> [Record excerpts]:
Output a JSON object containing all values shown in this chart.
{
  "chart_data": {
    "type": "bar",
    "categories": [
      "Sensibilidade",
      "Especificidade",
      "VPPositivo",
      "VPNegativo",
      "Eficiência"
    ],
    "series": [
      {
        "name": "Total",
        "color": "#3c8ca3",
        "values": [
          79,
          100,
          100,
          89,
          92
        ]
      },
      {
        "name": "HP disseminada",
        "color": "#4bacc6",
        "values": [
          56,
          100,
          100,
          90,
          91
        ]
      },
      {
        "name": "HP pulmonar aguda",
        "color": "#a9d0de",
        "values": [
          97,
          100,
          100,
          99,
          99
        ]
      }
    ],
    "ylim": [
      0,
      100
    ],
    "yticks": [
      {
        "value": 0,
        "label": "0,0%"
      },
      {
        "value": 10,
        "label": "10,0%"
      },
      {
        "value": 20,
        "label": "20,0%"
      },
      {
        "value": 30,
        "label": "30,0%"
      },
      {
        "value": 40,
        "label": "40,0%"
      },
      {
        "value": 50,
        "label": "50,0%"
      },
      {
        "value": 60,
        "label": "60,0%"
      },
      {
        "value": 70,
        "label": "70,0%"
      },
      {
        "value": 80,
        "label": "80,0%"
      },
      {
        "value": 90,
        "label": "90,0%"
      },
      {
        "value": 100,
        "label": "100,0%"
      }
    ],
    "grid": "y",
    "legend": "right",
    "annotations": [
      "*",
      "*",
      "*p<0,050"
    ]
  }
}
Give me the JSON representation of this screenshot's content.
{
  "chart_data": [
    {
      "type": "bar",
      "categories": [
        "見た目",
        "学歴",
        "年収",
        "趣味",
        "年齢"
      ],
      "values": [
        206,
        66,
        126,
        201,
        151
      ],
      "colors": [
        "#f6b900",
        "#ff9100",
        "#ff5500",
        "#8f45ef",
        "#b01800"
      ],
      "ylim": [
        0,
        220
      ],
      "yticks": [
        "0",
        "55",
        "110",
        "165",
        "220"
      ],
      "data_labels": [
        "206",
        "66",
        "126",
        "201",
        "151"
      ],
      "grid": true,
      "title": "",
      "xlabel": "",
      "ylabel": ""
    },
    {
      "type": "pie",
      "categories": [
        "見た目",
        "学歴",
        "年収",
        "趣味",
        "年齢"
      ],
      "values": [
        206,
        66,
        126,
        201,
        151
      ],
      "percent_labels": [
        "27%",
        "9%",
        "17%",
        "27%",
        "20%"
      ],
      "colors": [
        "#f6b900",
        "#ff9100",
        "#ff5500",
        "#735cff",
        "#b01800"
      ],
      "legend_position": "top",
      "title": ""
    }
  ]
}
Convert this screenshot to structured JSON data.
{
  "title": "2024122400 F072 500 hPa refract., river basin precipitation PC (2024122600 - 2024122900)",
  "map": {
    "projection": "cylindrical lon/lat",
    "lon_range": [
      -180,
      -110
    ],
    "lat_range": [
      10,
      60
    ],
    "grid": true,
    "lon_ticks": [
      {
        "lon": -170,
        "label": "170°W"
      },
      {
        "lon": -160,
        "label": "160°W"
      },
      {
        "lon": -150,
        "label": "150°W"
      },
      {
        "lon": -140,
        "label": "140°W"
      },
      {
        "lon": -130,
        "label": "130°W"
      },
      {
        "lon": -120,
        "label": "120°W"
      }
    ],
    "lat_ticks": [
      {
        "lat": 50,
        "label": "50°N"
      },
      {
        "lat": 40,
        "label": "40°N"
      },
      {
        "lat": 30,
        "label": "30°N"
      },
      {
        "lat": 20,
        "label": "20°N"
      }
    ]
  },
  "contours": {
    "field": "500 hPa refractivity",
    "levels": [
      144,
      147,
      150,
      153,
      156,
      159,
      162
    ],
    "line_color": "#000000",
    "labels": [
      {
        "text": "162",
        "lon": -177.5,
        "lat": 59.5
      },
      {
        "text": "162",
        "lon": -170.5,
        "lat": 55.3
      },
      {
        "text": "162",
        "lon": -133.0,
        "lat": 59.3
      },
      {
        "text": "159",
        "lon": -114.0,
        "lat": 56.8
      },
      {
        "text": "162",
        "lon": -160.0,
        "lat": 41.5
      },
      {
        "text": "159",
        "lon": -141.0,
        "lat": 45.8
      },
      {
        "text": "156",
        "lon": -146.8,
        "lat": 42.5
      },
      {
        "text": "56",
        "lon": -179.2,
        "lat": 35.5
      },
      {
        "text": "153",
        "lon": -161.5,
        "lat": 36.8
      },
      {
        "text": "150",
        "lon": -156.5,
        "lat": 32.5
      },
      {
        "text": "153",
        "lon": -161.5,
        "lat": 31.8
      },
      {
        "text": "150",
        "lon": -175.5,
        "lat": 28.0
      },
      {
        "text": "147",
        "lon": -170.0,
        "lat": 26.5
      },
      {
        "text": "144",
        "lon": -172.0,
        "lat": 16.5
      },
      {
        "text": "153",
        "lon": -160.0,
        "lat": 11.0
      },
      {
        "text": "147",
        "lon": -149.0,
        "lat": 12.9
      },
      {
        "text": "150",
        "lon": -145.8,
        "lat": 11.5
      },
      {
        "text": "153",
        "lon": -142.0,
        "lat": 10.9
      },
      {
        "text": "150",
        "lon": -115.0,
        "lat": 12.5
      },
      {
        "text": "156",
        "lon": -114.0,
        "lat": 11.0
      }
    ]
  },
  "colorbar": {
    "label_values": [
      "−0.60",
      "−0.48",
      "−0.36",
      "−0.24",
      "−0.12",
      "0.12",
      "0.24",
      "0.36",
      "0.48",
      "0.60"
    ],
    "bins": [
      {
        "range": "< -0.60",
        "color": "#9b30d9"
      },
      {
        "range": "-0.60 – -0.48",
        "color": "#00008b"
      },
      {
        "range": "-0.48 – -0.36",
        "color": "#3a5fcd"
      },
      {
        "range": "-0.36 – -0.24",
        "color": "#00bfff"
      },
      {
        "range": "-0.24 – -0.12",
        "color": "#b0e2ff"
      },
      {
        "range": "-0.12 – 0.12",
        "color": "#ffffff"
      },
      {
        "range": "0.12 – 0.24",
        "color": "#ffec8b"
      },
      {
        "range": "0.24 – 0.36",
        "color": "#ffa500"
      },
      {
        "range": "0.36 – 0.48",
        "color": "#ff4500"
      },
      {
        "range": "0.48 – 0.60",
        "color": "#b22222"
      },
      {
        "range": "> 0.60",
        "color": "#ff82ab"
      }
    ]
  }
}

> [What to do]: Extract every line containing the string "this" from the data above.

> [Correct response]:
Output a JSON object containing all values shown in this chart.
Give me the JSON representation of this screenshot's content.
Convert this screenshot to structured JSON data.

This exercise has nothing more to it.